→ Written exercise
Return each line of the rows below that contains the string "chevron". Matching is case-sensitive.

** begin Material to process **

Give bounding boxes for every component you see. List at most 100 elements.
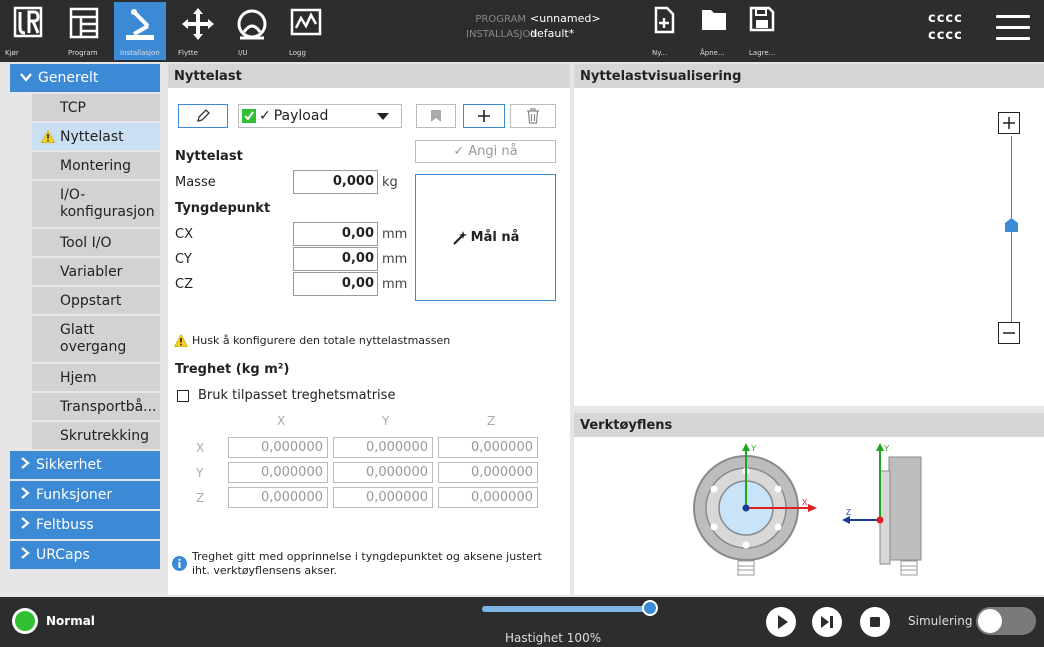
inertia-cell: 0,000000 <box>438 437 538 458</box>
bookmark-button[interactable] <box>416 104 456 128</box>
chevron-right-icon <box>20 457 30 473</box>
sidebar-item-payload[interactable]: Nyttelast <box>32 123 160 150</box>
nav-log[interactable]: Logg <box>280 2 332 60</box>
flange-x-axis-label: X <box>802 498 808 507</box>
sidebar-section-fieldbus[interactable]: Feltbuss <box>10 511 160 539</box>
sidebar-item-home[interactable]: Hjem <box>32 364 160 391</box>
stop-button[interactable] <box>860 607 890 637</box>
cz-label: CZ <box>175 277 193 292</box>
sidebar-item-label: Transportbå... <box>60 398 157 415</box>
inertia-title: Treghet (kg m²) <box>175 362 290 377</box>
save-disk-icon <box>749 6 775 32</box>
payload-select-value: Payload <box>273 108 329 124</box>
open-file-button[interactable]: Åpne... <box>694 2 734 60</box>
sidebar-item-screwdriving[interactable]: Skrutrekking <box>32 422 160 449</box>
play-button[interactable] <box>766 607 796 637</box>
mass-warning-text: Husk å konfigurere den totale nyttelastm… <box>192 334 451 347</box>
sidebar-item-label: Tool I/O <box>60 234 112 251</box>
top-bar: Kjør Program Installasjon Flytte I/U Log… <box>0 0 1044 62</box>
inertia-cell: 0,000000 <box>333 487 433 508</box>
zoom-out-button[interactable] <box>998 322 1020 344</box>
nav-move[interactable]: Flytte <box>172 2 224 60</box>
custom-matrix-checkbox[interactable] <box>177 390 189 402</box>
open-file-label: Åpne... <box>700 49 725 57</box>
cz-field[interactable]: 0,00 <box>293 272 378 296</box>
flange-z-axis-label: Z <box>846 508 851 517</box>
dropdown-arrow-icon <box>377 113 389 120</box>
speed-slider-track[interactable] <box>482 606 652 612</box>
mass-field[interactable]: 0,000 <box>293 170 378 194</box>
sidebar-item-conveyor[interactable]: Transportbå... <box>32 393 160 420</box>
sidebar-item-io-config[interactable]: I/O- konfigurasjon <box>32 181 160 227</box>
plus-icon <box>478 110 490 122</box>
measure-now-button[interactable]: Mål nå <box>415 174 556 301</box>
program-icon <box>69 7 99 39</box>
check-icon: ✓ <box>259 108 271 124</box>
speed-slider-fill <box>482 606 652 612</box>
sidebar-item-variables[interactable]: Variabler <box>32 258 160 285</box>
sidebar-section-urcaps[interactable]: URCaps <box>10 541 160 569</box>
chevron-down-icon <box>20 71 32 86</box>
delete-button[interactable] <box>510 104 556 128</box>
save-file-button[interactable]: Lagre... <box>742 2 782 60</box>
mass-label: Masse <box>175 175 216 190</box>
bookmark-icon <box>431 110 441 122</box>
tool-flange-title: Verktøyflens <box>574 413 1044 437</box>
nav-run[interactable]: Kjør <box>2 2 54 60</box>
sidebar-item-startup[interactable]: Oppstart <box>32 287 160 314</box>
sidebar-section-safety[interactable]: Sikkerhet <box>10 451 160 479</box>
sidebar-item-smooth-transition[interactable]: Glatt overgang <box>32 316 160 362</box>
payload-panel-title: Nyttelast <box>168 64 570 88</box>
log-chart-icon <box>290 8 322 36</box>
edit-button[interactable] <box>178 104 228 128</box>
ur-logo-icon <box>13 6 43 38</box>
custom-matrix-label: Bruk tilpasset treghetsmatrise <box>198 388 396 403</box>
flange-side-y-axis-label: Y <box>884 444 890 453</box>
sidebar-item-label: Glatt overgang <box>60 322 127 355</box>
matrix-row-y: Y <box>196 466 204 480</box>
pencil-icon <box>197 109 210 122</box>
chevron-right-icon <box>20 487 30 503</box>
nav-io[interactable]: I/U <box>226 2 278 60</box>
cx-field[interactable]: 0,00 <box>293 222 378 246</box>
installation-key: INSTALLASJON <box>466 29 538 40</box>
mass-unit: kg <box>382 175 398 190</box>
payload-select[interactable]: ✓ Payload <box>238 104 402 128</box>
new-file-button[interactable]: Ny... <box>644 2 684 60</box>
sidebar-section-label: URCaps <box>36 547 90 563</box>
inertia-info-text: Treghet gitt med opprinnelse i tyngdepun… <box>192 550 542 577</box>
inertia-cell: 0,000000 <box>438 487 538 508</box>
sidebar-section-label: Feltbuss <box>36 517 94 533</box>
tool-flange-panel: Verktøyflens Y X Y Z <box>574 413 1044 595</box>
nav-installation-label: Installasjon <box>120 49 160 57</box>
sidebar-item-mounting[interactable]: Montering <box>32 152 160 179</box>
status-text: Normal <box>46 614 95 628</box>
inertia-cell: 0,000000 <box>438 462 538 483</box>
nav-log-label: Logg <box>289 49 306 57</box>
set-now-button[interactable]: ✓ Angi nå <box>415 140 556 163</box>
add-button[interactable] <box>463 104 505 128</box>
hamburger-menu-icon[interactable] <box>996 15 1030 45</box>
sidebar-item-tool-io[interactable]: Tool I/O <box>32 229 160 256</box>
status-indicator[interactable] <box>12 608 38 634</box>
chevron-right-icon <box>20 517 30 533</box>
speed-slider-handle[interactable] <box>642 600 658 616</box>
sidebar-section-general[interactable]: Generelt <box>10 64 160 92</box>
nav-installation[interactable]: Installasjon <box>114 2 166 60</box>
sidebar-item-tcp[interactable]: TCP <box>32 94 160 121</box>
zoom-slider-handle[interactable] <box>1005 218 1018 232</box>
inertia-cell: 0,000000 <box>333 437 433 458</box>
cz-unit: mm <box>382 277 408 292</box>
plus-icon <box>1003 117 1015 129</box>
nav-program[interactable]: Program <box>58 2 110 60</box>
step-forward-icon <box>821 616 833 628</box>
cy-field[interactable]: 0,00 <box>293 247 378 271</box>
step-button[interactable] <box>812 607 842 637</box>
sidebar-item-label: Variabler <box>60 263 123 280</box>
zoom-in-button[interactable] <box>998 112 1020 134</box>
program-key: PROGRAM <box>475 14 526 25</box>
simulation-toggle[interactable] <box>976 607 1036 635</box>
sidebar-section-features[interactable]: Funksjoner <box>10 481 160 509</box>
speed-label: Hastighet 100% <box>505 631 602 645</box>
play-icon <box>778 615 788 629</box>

** end Material to process **

→ Task output
chevron-right-icon <box>20 457 30 473</box>
chevron-down-icon <box>20 71 32 86</box>
chevron-right-icon <box>20 487 30 503</box>
chevron-right-icon <box>20 517 30 533</box>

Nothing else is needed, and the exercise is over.